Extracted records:
— Start —

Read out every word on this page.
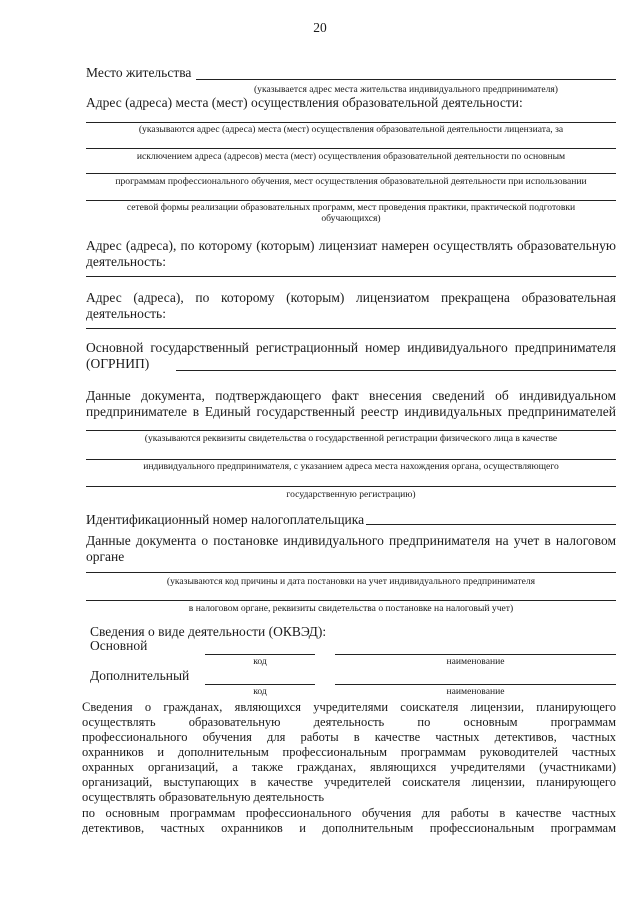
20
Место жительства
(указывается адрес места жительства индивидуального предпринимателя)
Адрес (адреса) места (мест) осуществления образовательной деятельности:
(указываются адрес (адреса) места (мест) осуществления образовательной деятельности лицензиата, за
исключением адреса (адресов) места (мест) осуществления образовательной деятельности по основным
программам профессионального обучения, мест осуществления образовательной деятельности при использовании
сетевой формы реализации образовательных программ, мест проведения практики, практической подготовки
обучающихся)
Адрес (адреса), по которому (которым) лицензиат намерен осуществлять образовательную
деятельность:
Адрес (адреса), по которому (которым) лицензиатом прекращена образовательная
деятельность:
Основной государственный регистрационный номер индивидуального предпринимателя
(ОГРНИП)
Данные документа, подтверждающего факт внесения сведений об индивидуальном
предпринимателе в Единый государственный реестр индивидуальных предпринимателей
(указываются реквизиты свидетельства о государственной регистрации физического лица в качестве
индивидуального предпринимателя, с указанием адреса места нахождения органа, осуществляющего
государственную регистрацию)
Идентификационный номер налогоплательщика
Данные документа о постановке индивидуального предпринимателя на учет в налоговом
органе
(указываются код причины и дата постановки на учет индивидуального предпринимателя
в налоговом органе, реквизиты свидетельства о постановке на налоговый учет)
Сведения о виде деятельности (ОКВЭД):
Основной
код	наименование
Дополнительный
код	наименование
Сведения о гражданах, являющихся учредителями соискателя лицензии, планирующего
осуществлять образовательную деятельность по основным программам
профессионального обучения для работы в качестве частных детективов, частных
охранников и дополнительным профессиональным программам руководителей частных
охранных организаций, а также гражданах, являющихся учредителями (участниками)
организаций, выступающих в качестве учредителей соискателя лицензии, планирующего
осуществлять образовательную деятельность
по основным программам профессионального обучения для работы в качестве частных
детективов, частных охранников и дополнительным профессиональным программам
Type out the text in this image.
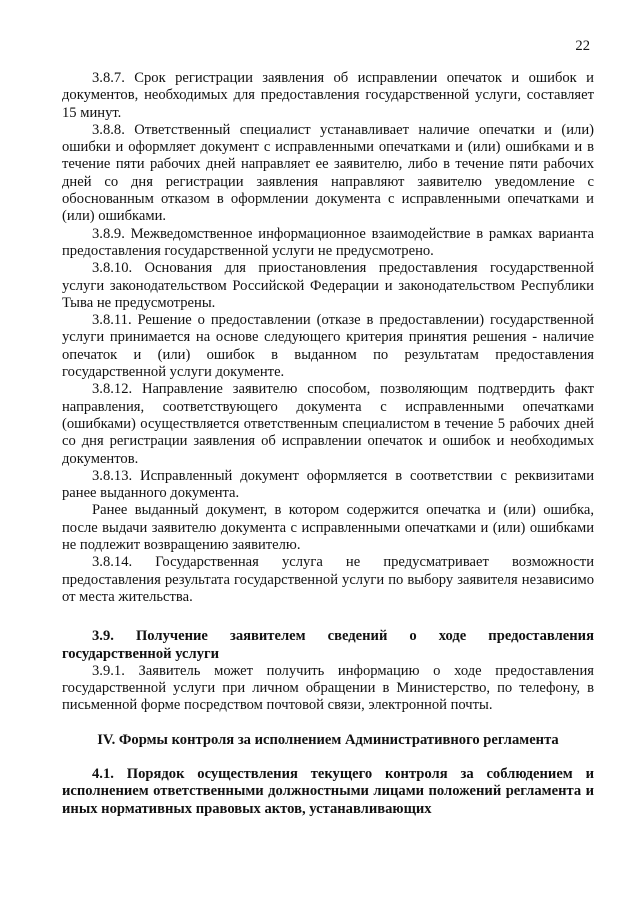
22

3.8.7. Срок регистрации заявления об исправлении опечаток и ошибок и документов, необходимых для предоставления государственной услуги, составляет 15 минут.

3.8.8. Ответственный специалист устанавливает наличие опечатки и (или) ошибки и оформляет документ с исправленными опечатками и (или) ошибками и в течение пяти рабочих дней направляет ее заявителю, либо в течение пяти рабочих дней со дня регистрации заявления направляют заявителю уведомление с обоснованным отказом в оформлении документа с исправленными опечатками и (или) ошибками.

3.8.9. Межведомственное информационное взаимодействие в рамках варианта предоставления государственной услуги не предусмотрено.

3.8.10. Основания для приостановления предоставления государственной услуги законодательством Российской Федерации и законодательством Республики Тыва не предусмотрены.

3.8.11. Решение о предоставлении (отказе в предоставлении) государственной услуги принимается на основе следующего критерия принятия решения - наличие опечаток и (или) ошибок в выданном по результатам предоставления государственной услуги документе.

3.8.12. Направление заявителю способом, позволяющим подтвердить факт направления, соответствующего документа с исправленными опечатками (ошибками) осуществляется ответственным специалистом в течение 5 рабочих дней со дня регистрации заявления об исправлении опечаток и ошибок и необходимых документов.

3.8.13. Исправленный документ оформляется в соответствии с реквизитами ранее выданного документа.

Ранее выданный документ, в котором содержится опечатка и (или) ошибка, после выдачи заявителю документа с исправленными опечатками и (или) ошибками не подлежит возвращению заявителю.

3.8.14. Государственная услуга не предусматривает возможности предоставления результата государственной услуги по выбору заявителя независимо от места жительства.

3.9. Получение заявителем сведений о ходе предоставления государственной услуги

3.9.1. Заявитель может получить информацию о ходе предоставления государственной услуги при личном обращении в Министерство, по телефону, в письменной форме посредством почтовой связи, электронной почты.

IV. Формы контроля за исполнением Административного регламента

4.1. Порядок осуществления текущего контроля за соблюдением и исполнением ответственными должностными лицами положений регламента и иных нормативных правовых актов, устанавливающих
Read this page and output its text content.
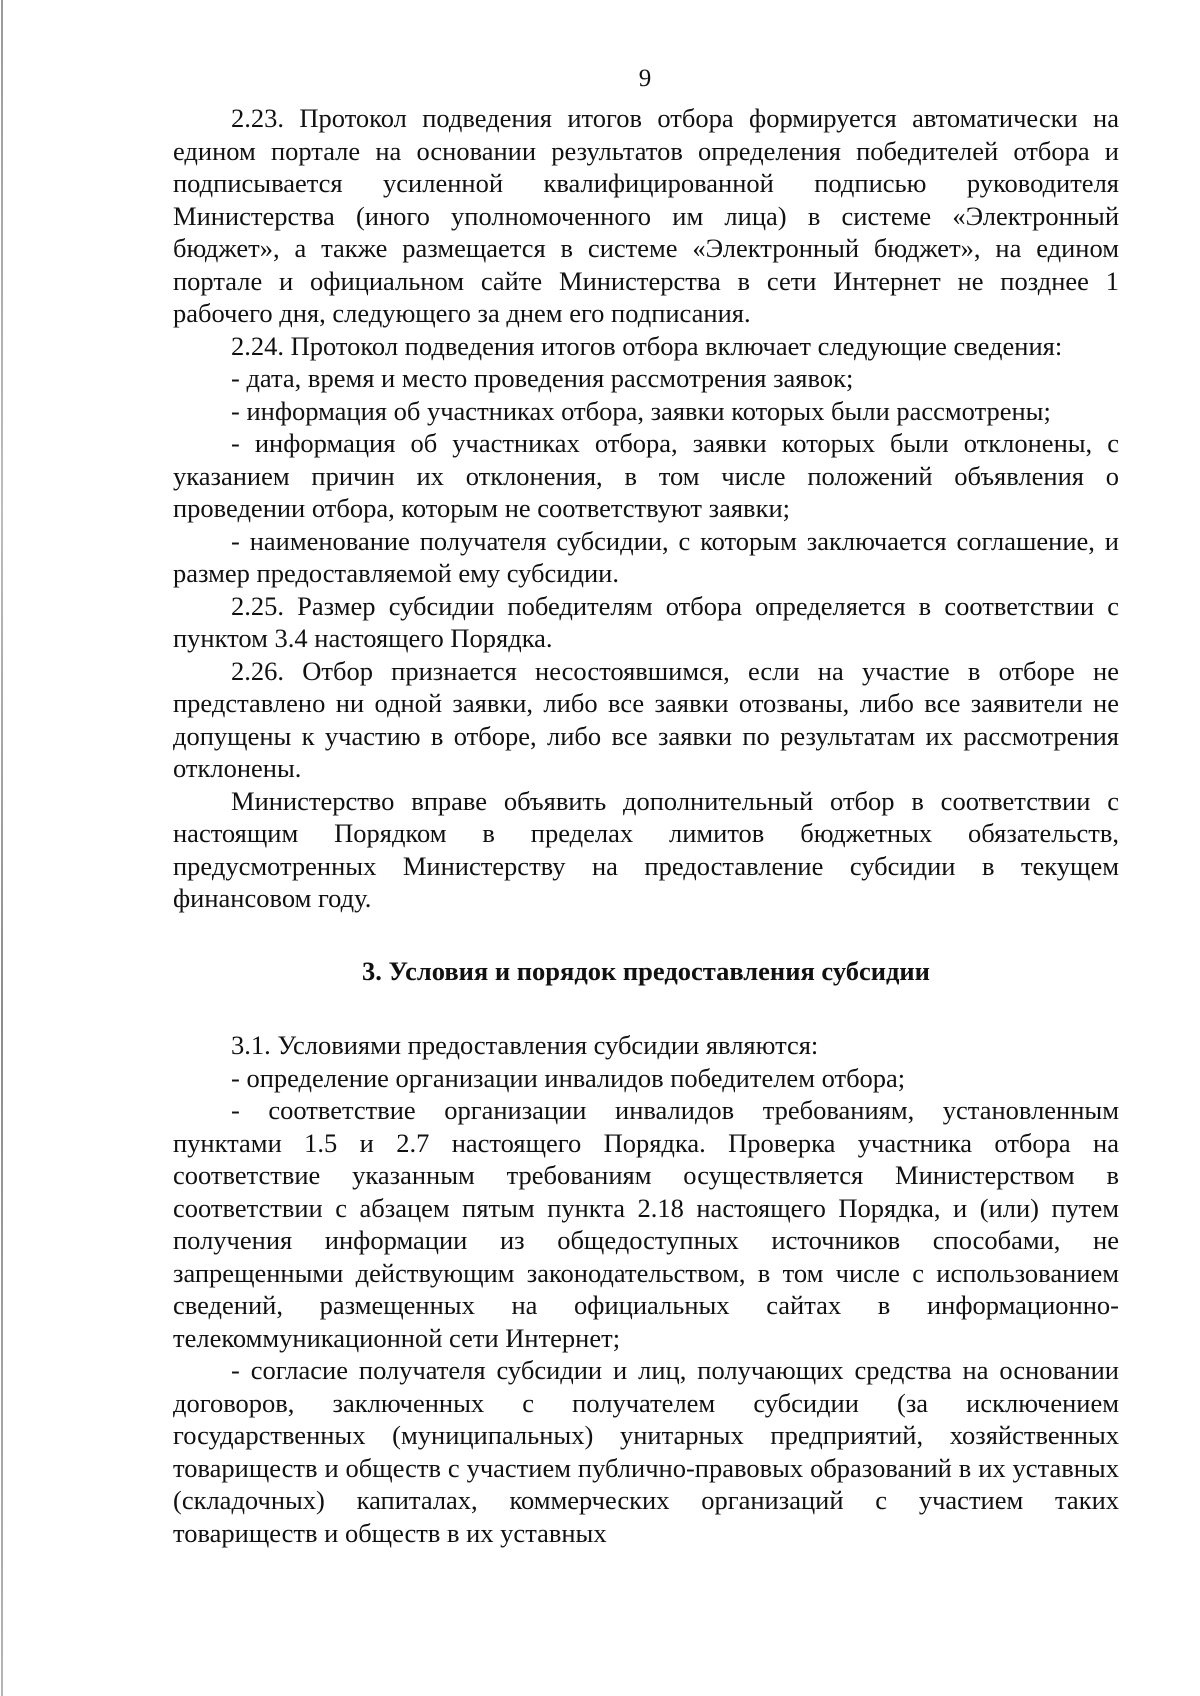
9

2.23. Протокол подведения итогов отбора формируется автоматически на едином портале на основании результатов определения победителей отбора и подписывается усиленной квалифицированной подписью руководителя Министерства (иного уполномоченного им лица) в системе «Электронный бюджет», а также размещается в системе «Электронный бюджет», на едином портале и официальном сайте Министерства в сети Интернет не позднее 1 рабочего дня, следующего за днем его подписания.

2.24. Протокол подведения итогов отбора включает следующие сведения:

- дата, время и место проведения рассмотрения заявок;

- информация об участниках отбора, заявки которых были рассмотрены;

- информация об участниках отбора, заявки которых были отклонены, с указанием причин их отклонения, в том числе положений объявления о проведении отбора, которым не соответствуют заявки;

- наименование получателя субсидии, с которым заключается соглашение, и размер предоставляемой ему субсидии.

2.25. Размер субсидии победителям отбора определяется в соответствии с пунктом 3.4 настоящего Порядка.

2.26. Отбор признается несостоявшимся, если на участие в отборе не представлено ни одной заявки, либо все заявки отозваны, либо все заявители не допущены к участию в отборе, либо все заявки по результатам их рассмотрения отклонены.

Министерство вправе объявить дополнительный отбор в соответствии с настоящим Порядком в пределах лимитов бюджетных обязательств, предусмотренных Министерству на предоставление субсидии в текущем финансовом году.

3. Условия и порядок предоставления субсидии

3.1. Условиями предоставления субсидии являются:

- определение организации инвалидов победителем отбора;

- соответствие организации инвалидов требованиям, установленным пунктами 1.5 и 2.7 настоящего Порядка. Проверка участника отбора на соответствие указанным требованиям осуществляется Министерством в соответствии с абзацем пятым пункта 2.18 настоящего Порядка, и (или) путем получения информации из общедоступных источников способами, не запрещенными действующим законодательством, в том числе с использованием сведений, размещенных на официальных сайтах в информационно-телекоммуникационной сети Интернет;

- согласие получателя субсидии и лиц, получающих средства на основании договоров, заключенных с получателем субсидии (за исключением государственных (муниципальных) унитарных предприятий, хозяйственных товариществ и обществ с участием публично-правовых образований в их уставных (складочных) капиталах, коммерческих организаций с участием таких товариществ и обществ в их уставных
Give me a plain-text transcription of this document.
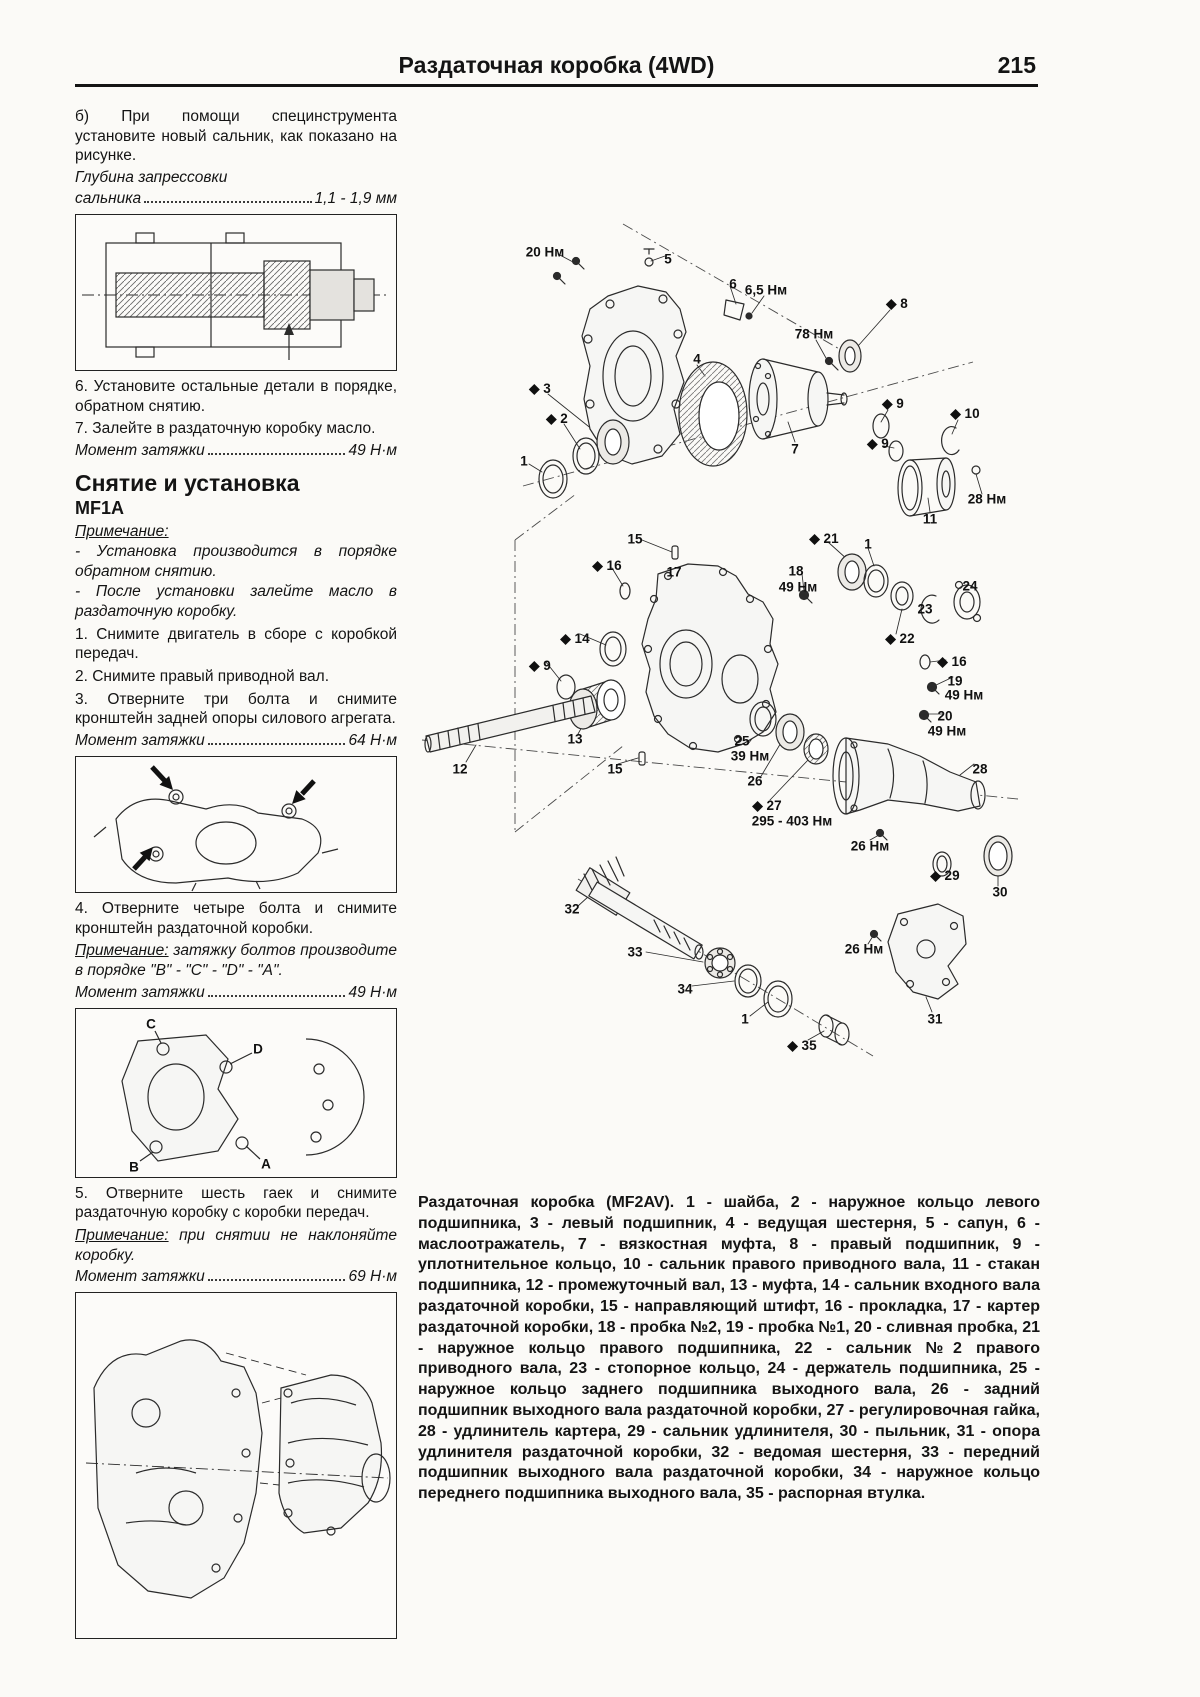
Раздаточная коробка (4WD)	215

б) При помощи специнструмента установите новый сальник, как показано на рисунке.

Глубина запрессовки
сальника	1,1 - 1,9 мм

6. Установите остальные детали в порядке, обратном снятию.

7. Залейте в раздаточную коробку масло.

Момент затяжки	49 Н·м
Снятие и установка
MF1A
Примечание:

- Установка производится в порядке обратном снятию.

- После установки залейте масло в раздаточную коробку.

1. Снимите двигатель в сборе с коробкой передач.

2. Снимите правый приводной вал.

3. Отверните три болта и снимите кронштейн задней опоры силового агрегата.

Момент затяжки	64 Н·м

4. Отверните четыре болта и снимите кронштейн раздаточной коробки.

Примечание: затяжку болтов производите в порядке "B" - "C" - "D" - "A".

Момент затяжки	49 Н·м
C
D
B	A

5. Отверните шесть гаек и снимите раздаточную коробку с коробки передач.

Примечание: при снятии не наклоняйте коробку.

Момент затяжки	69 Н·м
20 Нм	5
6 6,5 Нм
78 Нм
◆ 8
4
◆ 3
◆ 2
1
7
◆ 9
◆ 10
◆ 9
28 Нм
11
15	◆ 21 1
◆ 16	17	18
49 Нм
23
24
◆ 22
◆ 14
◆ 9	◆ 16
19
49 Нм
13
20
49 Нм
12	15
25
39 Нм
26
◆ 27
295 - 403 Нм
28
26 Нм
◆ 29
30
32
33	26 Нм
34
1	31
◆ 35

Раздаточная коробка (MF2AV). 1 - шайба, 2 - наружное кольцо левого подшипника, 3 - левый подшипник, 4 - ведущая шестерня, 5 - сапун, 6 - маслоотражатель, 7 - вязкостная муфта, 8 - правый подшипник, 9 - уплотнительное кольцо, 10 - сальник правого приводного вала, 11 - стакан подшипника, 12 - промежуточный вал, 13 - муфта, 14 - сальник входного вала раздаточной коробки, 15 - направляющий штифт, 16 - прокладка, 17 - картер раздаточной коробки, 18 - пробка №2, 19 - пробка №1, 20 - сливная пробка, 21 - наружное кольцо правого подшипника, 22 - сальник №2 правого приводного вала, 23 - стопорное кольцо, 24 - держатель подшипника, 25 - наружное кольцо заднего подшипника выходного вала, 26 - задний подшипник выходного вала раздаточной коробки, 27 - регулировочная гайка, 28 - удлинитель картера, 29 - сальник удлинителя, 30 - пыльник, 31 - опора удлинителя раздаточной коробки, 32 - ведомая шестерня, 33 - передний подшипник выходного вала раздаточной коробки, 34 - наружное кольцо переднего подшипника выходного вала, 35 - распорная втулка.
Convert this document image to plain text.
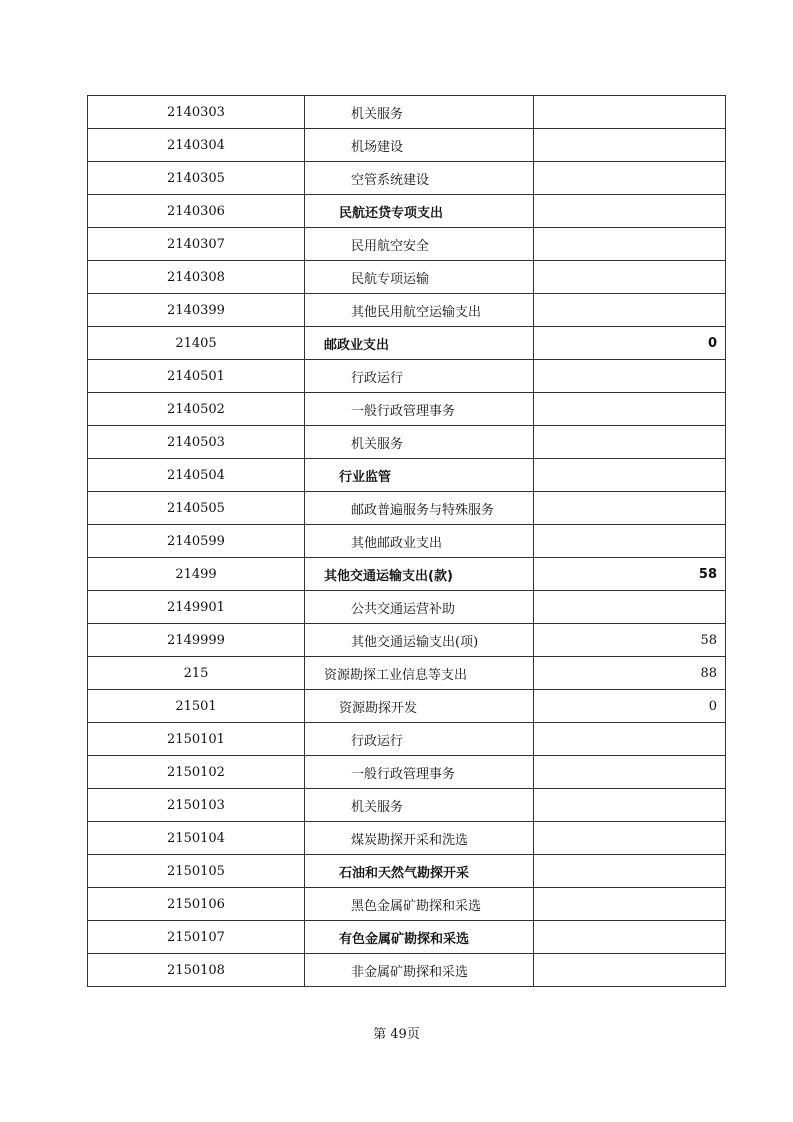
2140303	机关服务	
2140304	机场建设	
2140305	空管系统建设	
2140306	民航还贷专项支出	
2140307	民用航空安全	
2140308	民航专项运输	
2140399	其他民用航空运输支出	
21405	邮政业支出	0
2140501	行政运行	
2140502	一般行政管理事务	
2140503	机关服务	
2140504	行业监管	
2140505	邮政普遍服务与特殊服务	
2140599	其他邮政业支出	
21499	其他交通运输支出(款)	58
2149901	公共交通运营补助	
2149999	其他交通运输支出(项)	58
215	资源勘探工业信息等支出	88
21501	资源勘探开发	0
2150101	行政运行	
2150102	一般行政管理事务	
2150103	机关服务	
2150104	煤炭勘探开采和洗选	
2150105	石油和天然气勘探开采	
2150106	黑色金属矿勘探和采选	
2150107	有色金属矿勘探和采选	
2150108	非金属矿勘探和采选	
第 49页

— End —

**Task prompt**
Give only the number of lines in the preceding material that contain the string "Примечание".

**Exercise response**
3